== WORK TO BE COMPLETED ==
Transcribe the records in full, keeping every character as it is.

(Collected data)
=====
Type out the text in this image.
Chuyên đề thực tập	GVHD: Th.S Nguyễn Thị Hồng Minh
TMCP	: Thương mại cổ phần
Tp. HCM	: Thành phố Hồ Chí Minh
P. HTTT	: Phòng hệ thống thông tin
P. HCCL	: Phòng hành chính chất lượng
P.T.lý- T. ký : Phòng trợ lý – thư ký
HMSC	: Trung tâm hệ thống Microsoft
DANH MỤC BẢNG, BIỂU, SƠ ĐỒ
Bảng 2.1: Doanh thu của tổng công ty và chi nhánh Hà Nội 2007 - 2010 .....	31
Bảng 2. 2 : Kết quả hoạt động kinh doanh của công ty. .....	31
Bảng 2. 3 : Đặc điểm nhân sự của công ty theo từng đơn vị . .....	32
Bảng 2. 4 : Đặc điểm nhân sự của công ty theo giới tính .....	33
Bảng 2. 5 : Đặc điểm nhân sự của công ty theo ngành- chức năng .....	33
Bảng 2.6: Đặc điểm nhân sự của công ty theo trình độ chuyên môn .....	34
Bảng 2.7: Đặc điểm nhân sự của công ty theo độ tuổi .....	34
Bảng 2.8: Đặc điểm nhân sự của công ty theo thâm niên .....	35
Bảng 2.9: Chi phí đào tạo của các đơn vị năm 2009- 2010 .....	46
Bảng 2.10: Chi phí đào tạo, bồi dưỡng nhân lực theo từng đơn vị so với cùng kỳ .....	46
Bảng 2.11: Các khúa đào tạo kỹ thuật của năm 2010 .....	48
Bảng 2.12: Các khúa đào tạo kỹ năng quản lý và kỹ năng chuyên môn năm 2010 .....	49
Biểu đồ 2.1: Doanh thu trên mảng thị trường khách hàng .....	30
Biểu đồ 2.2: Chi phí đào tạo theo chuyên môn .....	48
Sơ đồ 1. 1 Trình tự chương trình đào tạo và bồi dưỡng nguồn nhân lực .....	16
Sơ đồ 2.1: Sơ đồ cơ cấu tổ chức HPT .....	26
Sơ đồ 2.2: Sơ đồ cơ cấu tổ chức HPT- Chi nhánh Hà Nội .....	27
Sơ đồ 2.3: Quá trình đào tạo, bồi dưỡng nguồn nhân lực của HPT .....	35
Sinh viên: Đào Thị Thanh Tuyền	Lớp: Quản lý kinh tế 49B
=====
== RESULT ==
Type out the text in this image.
Chuyên đề thực tập	GVHD: Th.S Nguyễn Thị Hồng Minh
TMCP	: Thương mại cổ phần
Tp. HCM	: Thành phố Hồ Chí Minh
P. HTTT	: Phòng hệ thống thông tin
P. HCCL	: Phòng hành chính chất lượng
P.T.lý- T. ký : Phòng trợ lý – thư ký
HMSC	: Trung tâm hệ thống Microsoft
DANH MỤC BẢNG, BIỂU, SƠ ĐỒ
Bảng 2.1: Doanh thu của tổng công ty và chi nhánh Hà Nội 2007 - 2010 .....	31
Bảng 2. 2 : Kết quả hoạt động kinh doanh của công ty. .....	31
Bảng 2. 3 : Đặc điểm nhân sự của công ty theo từng đơn vị . .....	32
Bảng 2. 4 : Đặc điểm nhân sự của công ty theo giới tính .....	33
Bảng 2. 5 : Đặc điểm nhân sự của công ty theo ngành- chức năng .....	33
Bảng 2.6: Đặc điểm nhân sự của công ty theo trình độ chuyên môn .....	34
Bảng 2.7: Đặc điểm nhân sự của công ty theo độ tuổi .....	34
Bảng 2.8: Đặc điểm nhân sự của công ty theo thâm niên .....	35
Bảng 2.9: Chi phí đào tạo của các đơn vị năm 2009- 2010 .....	46
Bảng 2.10: Chi phí đào tạo, bồi dưỡng nhân lực theo từng đơn vị so với cùng kỳ .....	46
Bảng 2.11: Các khúa đào tạo kỹ thuật của năm 2010 .....	48
Bảng 2.12: Các khúa đào tạo kỹ năng quản lý và kỹ năng chuyên môn năm 2010 .....	49
Biểu đồ 2.1: Doanh thu trên mảng thị trường khách hàng .....	30
Biểu đồ 2.2: Chi phí đào tạo theo chuyên môn .....	48
Sơ đồ 1. 1 Trình tự chương trình đào tạo và bồi dưỡng nguồn nhân lực .....	16
Sơ đồ 2.1: Sơ đồ cơ cấu tổ chức HPT .....	26
Sơ đồ 2.2: Sơ đồ cơ cấu tổ chức HPT- Chi nhánh Hà Nội .....	27
Sơ đồ 2.3: Quá trình đào tạo, bồi dưỡng nguồn nhân lực của HPT .....	35
Sinh viên: Đào Thị Thanh Tuyền	Lớp: Quản lý kinh tế 49B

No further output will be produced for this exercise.